A aliança militar ocidental liderada pelos EUA aprovou um novo pacote de defesa aérea para a Ucrânia em cúpula realizada esta semana, sinalizando que abandonou a esperança de um conflito rápido. O reforço marca uma mudança estratégica clara: a OTAN agora se prepara para uma guerra de desgaste prolongado, não uma emergência de curto prazo.
Essa virada é importante porque explica como a aliança pensa o futuro. Nos primeiros meses após a invasão russa em 2022, havia esperança de que sanções econômicas e resistência ucraniana forçassem Moscou à mesa em semanas. Não aconteceu. Agora, dois anos depois, os líderes ocidentais reconhecem publicamente que precisam de um plano que funcione em anos, não em meses. O novo sistema de defesa aérea é exatamente isso: um investimento em capacidade de longo prazo, não um paliativo emergencial.
A lógica por trás é direta. A Rússia consegue produzir mísseis mais rápido que o Ocidente consegue derrubá-los com armas antigas. Sem uma defesa aérea moderna e contínua, Kiev perde território, e quanto mais territorio perde, mais fraco fica na eventual mesa de negociações. Ao garantir que a Ucrânia não desmorona militarmente, a OTAN acredita que consegue forçar Moscou a negociar de uma posição menos vantajosa. É uma aposta em que a Rússia cansará da guerra antes que o Ocidente canse de financiá-la.
Por que importa: O Brasil importa energia e alimentos de ambos os lados do conflito. Uma guerra que se prolonga por anos mantém os preços internacionais elevados, trigo, fertilizantes, petróleo, pressionando a inflação brasileira e o custo de vida. Além disso, quanto mais a OTAN se compromete na Ucrânia, menos recursos sobram para outras crises globais, incluindo questões que afetam o comércio brasileiro direto com países europeus e norte-americanos.

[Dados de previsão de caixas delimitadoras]

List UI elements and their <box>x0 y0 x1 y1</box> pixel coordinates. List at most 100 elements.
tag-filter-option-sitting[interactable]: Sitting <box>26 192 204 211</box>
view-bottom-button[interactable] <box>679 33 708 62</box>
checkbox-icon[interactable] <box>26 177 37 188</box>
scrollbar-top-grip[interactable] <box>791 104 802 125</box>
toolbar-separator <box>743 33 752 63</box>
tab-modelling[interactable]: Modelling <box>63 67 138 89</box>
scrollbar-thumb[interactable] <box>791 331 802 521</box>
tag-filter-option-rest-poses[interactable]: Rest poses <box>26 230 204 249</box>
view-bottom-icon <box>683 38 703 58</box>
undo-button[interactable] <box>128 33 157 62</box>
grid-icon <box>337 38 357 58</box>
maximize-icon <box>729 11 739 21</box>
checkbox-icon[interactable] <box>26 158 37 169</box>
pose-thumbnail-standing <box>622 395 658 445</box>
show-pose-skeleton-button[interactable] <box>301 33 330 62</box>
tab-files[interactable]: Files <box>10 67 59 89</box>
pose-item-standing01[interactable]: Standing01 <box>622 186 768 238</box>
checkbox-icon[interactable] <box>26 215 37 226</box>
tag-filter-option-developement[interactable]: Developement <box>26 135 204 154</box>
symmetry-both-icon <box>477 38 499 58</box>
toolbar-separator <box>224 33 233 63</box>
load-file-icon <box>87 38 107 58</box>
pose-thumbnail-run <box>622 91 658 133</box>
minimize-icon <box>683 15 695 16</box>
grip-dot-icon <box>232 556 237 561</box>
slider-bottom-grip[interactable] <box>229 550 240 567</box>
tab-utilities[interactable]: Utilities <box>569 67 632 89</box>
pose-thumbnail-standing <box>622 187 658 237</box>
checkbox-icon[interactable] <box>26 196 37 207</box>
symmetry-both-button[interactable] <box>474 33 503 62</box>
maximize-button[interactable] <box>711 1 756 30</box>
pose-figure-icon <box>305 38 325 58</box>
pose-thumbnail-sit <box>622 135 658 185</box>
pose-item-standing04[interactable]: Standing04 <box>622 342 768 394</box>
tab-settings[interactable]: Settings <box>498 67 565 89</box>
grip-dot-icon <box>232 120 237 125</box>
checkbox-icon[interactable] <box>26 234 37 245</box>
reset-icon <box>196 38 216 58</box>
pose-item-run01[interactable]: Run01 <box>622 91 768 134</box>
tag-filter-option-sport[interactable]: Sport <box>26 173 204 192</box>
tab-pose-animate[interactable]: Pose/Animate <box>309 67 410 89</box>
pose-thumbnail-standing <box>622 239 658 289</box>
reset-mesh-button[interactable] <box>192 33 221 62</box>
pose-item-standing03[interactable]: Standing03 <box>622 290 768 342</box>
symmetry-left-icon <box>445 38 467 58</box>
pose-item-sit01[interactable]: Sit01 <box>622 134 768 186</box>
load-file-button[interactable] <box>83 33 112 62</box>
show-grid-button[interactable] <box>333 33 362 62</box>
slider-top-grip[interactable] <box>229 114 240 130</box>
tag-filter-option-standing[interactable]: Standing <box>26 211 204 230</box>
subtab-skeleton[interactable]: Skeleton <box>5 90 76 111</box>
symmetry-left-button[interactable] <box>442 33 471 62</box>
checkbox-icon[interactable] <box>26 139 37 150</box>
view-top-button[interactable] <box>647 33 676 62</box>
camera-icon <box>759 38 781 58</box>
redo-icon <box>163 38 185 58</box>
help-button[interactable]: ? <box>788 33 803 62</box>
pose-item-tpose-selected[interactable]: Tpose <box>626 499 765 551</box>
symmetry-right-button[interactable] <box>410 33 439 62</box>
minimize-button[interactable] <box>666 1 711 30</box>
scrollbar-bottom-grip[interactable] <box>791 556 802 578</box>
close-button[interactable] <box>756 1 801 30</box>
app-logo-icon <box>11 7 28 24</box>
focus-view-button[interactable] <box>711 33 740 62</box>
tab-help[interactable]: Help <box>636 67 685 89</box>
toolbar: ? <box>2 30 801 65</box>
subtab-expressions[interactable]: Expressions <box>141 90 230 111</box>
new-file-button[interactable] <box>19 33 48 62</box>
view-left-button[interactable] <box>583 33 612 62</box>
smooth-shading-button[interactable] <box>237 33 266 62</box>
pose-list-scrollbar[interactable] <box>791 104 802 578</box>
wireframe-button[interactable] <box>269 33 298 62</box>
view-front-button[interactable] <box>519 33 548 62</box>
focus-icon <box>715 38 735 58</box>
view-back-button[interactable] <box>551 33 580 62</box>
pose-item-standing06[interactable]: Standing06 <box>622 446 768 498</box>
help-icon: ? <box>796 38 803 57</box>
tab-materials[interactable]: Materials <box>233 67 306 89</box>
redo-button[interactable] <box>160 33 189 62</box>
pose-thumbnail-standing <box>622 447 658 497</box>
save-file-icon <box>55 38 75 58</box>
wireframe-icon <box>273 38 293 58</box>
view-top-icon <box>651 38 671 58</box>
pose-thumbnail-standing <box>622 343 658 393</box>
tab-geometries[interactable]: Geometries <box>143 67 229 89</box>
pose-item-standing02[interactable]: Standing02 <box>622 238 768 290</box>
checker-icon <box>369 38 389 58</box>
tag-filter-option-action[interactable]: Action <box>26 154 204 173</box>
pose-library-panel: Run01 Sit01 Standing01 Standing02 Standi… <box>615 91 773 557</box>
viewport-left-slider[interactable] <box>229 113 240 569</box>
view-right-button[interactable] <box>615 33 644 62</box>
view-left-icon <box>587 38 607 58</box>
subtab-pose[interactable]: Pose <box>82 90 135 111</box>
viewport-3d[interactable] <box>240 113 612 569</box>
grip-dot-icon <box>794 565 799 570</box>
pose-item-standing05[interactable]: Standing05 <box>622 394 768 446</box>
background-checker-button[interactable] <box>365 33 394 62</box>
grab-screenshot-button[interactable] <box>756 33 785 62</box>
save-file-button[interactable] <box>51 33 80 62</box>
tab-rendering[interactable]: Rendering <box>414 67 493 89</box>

EXERCÍCIOS PROPOSTOS
• a. Segundo o texto sobre a estratégia da OTAN, quais produtos têm os preços internacionais mantidos elevados por uma guerra prolongada?
• b. Copie do texto sobre a estratégia da OTAN o trecho que vai de "A lógica por" até "canse de financiá-la.", inclusive.
• c. Responda, com base no texto sobre a estratégia da OTAN:
(i) Em que ano ocorreu a invasão russa?
(ii) Para que tipo de guerra a OTAN agora se prepara?
(iii) O que o Brasil importa de ambos os lados do conflito?

RESPOSTAS POR TAREFA
• a. Trigo, fertilizantes e petróleo.

• b.
A lógica por trás é direta. A Rússia consegue produzir mísseis mais rápido que o Ocidente consegue derrubá-los com armas antigas. Sem uma defesa aérea moderna e contínua, Kiev perde território, e quanto mais territorio perde, mais fraco fica na eventual mesa de negociações. Ao garantir que a Ucrânia não desmorona militarmente, a OTAN acredita que consegue forçar Moscou a negociar de uma posição menos vantajosa. É uma aposta em que a Rússia cansará da guerra antes que o Ocidente canse de financiá-la.

• c.
(i) Em 2022.
(ii) Para uma guerra de desgaste prolongado.
(iii) Energia e alimentos.